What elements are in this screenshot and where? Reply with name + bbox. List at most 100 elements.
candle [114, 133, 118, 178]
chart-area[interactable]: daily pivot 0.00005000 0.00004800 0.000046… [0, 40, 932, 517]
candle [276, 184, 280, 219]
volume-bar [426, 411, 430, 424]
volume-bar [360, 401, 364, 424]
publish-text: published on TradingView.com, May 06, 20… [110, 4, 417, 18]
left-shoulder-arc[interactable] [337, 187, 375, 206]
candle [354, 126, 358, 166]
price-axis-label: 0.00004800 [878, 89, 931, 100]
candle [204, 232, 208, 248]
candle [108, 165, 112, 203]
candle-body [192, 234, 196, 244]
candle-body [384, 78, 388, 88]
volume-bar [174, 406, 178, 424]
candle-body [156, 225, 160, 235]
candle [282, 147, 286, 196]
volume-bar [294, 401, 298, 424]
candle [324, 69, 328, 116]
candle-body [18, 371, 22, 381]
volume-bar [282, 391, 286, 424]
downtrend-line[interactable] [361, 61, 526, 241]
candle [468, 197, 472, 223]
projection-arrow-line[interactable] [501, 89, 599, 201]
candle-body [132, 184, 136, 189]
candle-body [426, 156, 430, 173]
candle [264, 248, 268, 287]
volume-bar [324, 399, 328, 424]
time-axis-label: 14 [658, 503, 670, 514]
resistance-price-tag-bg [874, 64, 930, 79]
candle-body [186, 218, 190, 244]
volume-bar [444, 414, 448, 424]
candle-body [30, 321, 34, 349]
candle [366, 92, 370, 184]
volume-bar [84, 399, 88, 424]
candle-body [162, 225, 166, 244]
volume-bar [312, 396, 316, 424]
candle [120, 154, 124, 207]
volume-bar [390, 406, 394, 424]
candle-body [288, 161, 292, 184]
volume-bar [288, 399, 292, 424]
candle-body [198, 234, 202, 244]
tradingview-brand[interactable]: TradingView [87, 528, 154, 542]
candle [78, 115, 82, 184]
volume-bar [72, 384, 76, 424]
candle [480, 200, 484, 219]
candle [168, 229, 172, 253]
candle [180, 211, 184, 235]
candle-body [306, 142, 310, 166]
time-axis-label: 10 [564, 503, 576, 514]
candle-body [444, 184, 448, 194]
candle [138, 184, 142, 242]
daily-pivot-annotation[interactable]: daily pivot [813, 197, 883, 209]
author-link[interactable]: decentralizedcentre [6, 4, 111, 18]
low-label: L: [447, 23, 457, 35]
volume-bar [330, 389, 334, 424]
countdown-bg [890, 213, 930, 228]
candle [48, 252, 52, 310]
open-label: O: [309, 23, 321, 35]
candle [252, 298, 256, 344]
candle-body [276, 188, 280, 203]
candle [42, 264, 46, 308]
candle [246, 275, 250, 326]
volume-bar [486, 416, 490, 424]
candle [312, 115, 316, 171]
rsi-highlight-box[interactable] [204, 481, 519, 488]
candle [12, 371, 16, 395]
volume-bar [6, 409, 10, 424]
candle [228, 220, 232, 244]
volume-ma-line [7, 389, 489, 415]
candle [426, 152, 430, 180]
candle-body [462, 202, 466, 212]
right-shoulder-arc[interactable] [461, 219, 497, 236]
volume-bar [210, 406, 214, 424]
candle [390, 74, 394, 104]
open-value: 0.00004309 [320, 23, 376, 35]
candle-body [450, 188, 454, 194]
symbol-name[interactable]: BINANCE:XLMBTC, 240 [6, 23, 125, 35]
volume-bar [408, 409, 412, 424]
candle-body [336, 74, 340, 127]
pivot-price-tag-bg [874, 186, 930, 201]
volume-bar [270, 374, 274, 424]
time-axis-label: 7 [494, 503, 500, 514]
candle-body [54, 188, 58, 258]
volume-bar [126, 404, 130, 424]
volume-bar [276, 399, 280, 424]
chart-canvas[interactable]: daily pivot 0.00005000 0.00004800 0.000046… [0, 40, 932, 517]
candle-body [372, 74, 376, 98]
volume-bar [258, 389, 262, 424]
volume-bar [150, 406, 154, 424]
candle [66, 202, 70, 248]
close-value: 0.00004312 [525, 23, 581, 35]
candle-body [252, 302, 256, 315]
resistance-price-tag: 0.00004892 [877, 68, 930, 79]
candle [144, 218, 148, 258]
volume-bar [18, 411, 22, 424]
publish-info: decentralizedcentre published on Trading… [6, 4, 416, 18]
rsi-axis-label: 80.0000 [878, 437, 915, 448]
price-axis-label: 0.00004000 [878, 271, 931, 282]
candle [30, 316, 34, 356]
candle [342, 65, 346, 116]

++++++++++

### [Task instructions]
Please edit the rows starting at the first one and ending at the line that contains "candle-body [192, 234, 196, 244]". Swap "volume-bar" for "volume-column" and leave everything else the same.

### [Exercise response]
What elements are in this screenshot and where? Reply with name + bbox. List at most 100 elements.
candle [114, 133, 118, 178]
chart-area[interactable]: daily pivot 0.00005000 0.00004800 0.000046… [0, 40, 932, 517]
candle [276, 184, 280, 219]
volume-column [426, 411, 430, 424]
volume-column [360, 401, 364, 424]
publish-text: published on TradingView.com, May 06, 20… [110, 4, 417, 18]
left-shoulder-arc[interactable] [337, 187, 375, 206]
candle [354, 126, 358, 166]
price-axis-label: 0.00004800 [878, 89, 931, 100]
candle [204, 232, 208, 248]
candle [108, 165, 112, 203]
candle-body [192, 234, 196, 244]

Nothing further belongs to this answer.